> **WHAT IS NEEDED**
Transcribe verbatim the lines from the first one through the line containing "546, 1716, 579]", both included.

> **RAW RECORDS**
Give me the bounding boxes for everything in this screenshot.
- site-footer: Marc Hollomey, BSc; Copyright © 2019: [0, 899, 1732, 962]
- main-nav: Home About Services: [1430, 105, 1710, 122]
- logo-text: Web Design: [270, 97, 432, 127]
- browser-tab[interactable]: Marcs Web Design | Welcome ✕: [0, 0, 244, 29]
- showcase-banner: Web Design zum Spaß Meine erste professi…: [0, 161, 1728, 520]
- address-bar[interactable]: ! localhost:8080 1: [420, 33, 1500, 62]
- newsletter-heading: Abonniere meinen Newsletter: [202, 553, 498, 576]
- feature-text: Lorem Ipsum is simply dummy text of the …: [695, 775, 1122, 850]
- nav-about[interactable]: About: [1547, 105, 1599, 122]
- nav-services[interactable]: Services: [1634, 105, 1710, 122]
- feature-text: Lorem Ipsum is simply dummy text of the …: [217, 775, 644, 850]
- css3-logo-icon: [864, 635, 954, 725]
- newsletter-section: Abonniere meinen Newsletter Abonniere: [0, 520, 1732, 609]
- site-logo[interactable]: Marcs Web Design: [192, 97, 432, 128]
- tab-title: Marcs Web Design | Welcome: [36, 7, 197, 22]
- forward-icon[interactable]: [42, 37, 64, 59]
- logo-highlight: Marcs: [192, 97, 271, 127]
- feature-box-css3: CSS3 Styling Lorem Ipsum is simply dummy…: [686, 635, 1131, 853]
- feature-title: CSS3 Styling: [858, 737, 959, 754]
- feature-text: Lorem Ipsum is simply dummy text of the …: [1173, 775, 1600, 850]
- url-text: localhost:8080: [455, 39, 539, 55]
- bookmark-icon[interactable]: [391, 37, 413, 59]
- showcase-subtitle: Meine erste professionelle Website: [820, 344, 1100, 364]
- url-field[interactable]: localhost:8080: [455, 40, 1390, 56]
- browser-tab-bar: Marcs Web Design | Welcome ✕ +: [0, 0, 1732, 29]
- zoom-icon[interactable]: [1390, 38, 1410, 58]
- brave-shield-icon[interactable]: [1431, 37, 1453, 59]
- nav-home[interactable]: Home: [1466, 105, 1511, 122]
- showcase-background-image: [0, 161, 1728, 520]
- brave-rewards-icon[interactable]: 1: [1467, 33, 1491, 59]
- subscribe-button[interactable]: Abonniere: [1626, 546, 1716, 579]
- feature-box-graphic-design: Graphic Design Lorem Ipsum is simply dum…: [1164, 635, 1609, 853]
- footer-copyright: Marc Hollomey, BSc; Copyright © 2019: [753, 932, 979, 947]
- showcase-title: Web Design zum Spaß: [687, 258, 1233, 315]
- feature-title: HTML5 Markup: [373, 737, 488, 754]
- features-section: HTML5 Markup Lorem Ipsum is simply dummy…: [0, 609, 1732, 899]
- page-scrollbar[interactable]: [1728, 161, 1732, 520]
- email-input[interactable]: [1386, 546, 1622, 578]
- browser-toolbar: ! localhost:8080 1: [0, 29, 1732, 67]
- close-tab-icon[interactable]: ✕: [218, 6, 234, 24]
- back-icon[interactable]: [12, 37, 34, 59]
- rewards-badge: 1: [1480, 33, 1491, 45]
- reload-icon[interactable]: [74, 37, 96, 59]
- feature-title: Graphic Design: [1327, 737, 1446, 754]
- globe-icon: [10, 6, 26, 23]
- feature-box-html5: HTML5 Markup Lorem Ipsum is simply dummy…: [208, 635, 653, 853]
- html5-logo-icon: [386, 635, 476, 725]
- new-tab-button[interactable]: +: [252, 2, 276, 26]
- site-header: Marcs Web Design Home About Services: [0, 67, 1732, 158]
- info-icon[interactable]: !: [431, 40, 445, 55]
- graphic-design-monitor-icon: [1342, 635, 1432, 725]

> **EXERCISE SOLUTION**
Give me the bounding boxes for everything in this screenshot.
- site-footer: Marc Hollomey, BSc; Copyright © 2019: [0, 899, 1732, 962]
- main-nav: Home About Services: [1430, 105, 1710, 122]
- logo-text: Web Design: [270, 97, 432, 127]
- browser-tab[interactable]: Marcs Web Design | Welcome ✕: [0, 0, 244, 29]
- showcase-banner: Web Design zum Spaß Meine erste professi…: [0, 161, 1728, 520]
- address-bar[interactable]: ! localhost:8080 1: [420, 33, 1500, 62]
- newsletter-heading: Abonniere meinen Newsletter: [202, 553, 498, 576]
- feature-text: Lorem Ipsum is simply dummy text of the …: [695, 775, 1122, 850]
- nav-about[interactable]: About: [1547, 105, 1599, 122]
- nav-services[interactable]: Services: [1634, 105, 1710, 122]
- feature-text: Lorem Ipsum is simply dummy text of the …: [217, 775, 644, 850]
- css3-logo-icon: [864, 635, 954, 725]
- newsletter-section: Abonniere meinen Newsletter Abonniere: [0, 520, 1732, 609]
- site-logo[interactable]: Marcs Web Design: [192, 97, 432, 128]
- tab-title: Marcs Web Design | Welcome: [36, 7, 197, 22]
- forward-icon[interactable]: [42, 37, 64, 59]
- logo-highlight: Marcs: [192, 97, 271, 127]
- feature-box-css3: CSS3 Styling Lorem Ipsum is simply dummy…: [686, 635, 1131, 853]
- feature-title: CSS3 Styling: [858, 737, 959, 754]
- feature-text: Lorem Ipsum is simply dummy text of the …: [1173, 775, 1600, 850]
- url-text: localhost:8080: [455, 39, 539, 55]
- bookmark-icon[interactable]: [391, 37, 413, 59]
- showcase-subtitle: Meine erste professionelle Website: [820, 344, 1100, 364]
- url-field[interactable]: localhost:8080: [455, 40, 1390, 56]
- browser-tab-bar: Marcs Web Design | Welcome ✕ +: [0, 0, 1732, 29]
- zoom-icon[interactable]: [1390, 38, 1410, 58]
- brave-shield-icon[interactable]: [1431, 37, 1453, 59]
- nav-home[interactable]: Home: [1466, 105, 1511, 122]
- showcase-background-image: [0, 161, 1728, 520]
- brave-rewards-icon[interactable]: 1: [1467, 33, 1491, 59]
- subscribe-button[interactable]: Abonniere: [1626, 546, 1716, 579]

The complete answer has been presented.